Filter these entries, keeping only lines that hold the word "from".

##### PROVIDED INFORMATION

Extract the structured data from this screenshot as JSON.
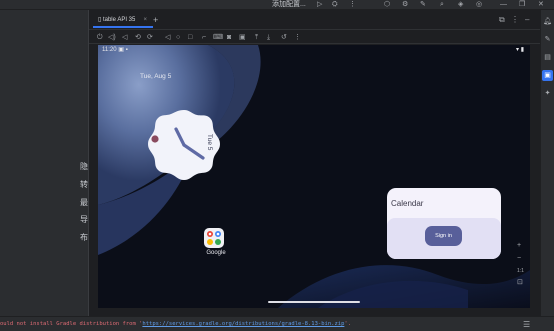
{
  "topbar": {
    "config_label": "添加配置...",
    "icons": [
      "run-icon",
      "debug-icon",
      "more-icon",
      "mirror-icon",
      "settings-icon",
      "ai-icon",
      "search-icon",
      "layers-icon",
      "account-icon",
      "minimize-icon",
      "restore-icon",
      "close-icon"
    ]
  },
  "left_panel": {
    "labels": [
      "隐",
      "转",
      "最",
      "导",
      "布"
    ]
  },
  "device_tab": {
    "label": "table API 35",
    "close": "×",
    "add": "+"
  },
  "screen": {
    "status_time": "11:20",
    "date": "Tue, Aug 5",
    "clock_label": "Tue 5",
    "app_label": "Google",
    "widget_title": "Calendar",
    "signin_label": "Sign in"
  },
  "zoom": {
    "plus": "+",
    "minus": "−",
    "ratio": "1:1",
    "fit": "⊡"
  },
  "console": {
    "message_prefix": "ould not install Gradle distribution from '",
    "link": "https://services.gradle.org/distributions/gradle-8.13-bin.zip",
    "message_suffix": "'."
  }
}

##########

● EXPECTED ANSWER:
Extract the structured data from this screenshot as JSON.
    "message_prefix": "ould not install Gradle distribution from '",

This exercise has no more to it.